#### Excerpt to read ####
Answer
$g(x)=\left\{
\begin{array}{cc}
x-1,& \quad \text{if }x\lt 3\\
-x+5, & \quad \text{if }x \geq 3
\end{array}
\right.$
Work Step by Step
The absolute value function $g(x)=a|x-h|+k$ can be written as a piecewise function.
$g(x)=\left\{
\begin{array}{cc}
a[-(x-h)]+k,& \quad \text{if }x-h\lt 0 \\
a(x-h)+k, & \quad \text{if }x-h \geq 0
\end{array}
\right.$
Given $y=g(x)=-|x-3|+2$
$\implies a=-1, h=3$ and $k=2$
Then, $g(x)$ as a piecewise function is
$g(x)=\left\{
\begin{array}{cc}
-1[-(x-3)]+2,& \quad \text{if }x-3\lt 0 \\
-1(x-3)+2, & \quad \text{if }x-3 \geq 0
\end{array}
\right.$
Simplifying, we get
$g(x)=\left\{
\begin{array}{cc}
x-1,& \quad \text{if }x\lt 3\\
-x+5, & \quad \text{if }x \geq 3
\end{array}
\right.$
#### Provided information ####
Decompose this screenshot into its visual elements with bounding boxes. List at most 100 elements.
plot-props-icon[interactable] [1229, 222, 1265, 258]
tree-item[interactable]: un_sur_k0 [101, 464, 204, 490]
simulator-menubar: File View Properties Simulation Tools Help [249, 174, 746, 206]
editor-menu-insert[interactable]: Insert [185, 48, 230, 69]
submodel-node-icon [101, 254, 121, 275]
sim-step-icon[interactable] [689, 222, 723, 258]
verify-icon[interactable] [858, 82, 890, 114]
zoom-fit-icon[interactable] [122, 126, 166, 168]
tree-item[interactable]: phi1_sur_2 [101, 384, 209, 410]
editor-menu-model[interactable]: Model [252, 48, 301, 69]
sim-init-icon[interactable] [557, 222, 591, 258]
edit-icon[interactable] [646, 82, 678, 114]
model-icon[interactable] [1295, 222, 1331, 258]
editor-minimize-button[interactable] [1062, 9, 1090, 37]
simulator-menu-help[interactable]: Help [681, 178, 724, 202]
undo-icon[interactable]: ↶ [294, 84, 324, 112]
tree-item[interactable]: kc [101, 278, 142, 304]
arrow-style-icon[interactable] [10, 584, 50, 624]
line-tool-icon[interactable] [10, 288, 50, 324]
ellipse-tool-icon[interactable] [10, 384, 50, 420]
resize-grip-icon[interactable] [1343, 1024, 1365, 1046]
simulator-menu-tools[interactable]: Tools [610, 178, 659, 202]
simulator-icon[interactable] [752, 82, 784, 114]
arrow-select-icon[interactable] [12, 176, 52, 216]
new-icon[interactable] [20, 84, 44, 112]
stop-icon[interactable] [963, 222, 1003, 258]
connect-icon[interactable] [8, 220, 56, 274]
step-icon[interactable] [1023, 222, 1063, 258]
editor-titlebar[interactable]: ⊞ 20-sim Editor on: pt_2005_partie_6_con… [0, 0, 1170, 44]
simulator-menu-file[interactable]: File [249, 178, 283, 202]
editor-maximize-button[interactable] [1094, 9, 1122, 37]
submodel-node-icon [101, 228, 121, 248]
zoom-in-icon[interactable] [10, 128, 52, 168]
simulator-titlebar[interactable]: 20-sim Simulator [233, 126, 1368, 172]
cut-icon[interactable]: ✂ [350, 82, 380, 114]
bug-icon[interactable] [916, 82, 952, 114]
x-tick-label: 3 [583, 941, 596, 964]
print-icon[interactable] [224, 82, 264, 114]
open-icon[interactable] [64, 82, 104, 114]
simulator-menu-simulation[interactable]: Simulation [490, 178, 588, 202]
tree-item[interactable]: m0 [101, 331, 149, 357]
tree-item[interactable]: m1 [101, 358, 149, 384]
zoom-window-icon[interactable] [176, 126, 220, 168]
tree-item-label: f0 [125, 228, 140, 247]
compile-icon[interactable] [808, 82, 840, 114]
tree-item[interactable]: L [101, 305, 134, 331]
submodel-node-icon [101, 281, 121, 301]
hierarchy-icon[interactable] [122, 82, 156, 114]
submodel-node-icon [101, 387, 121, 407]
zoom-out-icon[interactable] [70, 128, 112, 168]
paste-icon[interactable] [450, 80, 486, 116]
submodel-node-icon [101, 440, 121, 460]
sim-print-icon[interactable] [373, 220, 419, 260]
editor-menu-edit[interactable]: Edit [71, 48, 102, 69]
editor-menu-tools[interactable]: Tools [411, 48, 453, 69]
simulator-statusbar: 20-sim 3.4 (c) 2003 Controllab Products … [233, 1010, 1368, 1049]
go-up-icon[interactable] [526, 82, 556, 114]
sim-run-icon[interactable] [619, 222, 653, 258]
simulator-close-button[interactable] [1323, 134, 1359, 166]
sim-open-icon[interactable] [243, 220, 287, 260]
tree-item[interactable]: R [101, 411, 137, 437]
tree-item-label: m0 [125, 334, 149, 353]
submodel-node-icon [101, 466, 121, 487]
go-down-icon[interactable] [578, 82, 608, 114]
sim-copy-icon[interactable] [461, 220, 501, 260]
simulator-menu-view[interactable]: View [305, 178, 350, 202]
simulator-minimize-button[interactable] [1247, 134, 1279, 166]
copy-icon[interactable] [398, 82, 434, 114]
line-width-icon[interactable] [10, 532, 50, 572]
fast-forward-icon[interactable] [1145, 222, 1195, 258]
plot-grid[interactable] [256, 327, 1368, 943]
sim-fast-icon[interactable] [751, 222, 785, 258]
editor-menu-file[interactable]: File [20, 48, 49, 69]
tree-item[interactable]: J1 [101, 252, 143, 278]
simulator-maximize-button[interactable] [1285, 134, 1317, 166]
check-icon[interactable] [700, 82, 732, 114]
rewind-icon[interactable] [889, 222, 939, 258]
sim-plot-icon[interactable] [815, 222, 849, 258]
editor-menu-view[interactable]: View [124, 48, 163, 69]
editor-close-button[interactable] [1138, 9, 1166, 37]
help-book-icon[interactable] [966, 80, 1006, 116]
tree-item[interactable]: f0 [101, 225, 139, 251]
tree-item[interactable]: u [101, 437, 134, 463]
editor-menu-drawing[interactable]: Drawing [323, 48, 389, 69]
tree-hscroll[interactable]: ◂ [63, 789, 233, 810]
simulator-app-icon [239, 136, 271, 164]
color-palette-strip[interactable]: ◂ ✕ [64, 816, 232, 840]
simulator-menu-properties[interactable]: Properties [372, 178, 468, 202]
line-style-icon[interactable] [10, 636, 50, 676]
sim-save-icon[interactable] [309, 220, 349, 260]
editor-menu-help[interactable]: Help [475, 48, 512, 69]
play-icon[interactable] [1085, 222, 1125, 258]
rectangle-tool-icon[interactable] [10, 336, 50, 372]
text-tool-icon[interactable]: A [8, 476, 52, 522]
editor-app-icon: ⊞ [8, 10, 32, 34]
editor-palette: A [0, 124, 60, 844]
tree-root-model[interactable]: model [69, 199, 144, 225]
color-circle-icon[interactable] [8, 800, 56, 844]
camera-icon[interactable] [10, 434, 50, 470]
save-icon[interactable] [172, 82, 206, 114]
####
## Given request A
In the worked solution on the absolute value function, what values are found for a, h and k?
## Given request B
Reproduce the records from their first line through the line that contains "tree-item[interactable]: phi1_sur_2 [101, 384, 209, 410]", keeping both of those lines.

## Task result A
a = -1, h = 3 and k = 2.

## Task result B
Decompose this screenshot into its visual elements with bounding boxes. List at most 100 elements.
plot-props-icon[interactable] [1229, 222, 1265, 258]
tree-item[interactable]: un_sur_k0 [101, 464, 204, 490]
simulator-menubar: File View Properties Simulation Tools Help [249, 174, 746, 206]
editor-menu-insert[interactable]: Insert [185, 48, 230, 69]
submodel-node-icon [101, 254, 121, 275]
sim-step-icon[interactable] [689, 222, 723, 258]
verify-icon[interactable] [858, 82, 890, 114]
zoom-fit-icon[interactable] [122, 126, 166, 168]
tree-item[interactable]: phi1_sur_2 [101, 384, 209, 410]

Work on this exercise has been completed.